### BRIEF:
Please give the data again exactly, with no line dropped.

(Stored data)
====
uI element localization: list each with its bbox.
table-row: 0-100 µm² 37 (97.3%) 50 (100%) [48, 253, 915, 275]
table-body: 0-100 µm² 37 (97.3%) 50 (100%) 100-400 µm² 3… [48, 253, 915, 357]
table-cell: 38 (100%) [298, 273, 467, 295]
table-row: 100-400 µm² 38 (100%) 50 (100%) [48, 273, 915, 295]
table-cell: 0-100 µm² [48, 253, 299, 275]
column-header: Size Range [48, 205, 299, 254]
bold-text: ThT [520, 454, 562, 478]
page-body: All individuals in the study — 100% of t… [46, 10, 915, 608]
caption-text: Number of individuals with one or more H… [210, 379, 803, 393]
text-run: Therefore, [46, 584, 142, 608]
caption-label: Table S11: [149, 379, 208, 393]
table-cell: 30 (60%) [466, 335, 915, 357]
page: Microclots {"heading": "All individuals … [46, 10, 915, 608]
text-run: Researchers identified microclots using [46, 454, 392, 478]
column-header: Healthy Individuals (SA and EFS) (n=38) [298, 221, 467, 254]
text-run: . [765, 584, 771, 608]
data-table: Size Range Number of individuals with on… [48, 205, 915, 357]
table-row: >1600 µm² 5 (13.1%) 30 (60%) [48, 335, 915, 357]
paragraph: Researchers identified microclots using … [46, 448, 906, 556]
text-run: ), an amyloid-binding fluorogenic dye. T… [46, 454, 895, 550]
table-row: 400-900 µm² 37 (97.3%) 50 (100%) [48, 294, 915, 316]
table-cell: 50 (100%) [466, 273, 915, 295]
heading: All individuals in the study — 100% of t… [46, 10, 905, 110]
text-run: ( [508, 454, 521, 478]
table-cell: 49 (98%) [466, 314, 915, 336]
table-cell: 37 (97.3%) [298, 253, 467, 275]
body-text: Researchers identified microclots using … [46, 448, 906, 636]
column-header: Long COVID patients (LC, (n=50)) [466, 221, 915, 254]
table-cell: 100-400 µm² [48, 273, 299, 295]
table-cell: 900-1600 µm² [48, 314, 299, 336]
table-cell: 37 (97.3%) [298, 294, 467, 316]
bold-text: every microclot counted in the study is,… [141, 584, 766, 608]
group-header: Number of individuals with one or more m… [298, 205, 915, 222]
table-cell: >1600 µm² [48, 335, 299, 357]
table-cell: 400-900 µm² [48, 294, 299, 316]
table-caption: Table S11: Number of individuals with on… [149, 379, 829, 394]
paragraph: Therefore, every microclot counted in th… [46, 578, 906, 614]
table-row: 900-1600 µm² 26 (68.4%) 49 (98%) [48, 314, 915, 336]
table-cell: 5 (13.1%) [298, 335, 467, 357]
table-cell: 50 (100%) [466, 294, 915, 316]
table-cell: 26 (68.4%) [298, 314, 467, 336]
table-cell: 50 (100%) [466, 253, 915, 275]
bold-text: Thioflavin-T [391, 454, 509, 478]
====
### ANSWER BOX:
uI element localization: list each with its bbox.
table-row: 0-100 µm² 37 (97.3%) 50 (100%) [48, 253, 915, 275]
table-body: 0-100 µm² 37 (97.3%) 50 (100%) 100-400 µm² 3… [48, 253, 915, 357]
table-cell: 38 (100%) [298, 273, 467, 295]
table-row: 100-400 µm² 38 (100%) 50 (100%) [48, 273, 915, 295]
table-cell: 0-100 µm² [48, 253, 299, 275]
column-header: Size Range [48, 205, 299, 254]
bold-text: ThT [520, 454, 562, 478]
page-body: All individuals in the study — 100% of t… [46, 10, 915, 608]
caption-text: Number of individuals with one or more H… [210, 379, 803, 393]
text-run: Therefore, [46, 584, 142, 608]
caption-label: Table S11: [149, 379, 208, 393]
table-cell: 30 (60%) [466, 335, 915, 357]
page: Microclots {"heading": "All individuals … [46, 10, 915, 608]
text-run: Researchers identified microclots using [46, 454, 392, 478]
column-header: Healthy Individuals (SA and EFS) (n=38) [298, 221, 467, 254]
text-run: . [765, 584, 771, 608]
data-table: Size Range Number of individuals with on… [48, 205, 915, 357]
table-row: >1600 µm² 5 (13.1%) 30 (60%) [48, 335, 915, 357]
paragraph: Researchers identified microclots using … [46, 448, 906, 556]
text-run: ), an amyloid-binding fluorogenic dye. T… [46, 454, 895, 550]
table-row: 400-900 µm² 37 (97.3%) 50 (100%) [48, 294, 915, 316]
table-cell: 50 (100%) [466, 273, 915, 295]
heading: All individuals in the study — 100% of t… [46, 10, 905, 110]
text-run: ( [508, 454, 521, 478]
table-cell: 49 (98%) [466, 314, 915, 336]
table-cell: 37 (97.3%) [298, 253, 467, 275]
body-text: Researchers identified microclots using … [46, 448, 906, 636]
column-header: Long COVID patients (LC, (n=50)) [466, 221, 915, 254]
table-cell: 100-400 µm² [48, 273, 299, 295]
table-cell: 900-1600 µm² [48, 314, 299, 336]
table-cell: 37 (97.3%) [298, 294, 467, 316]
bold-text: every microclot counted in the study is,… [141, 584, 766, 608]
group-header: Number of individuals with one or more m… [298, 205, 915, 222]
table-cell: >1600 µm² [48, 335, 299, 357]
table-cell: 400-900 µm² [48, 294, 299, 316]
table-caption: Table S11: Number of individuals with on… [149, 379, 829, 394]
paragraph: Therefore, every microclot counted in th… [46, 578, 906, 614]
table-row: 900-1600 µm² 26 (68.4%) 49 (98%) [48, 314, 915, 336]
table-cell: 5 (13.1%) [298, 335, 467, 357]
table-cell: 50 (100%) [466, 294, 915, 316]
table-cell: 26 (68.4%) [298, 314, 467, 336]
table-cell: 50 (100%) [466, 253, 915, 275]
bold-text: Thioflavin-T [391, 454, 509, 478]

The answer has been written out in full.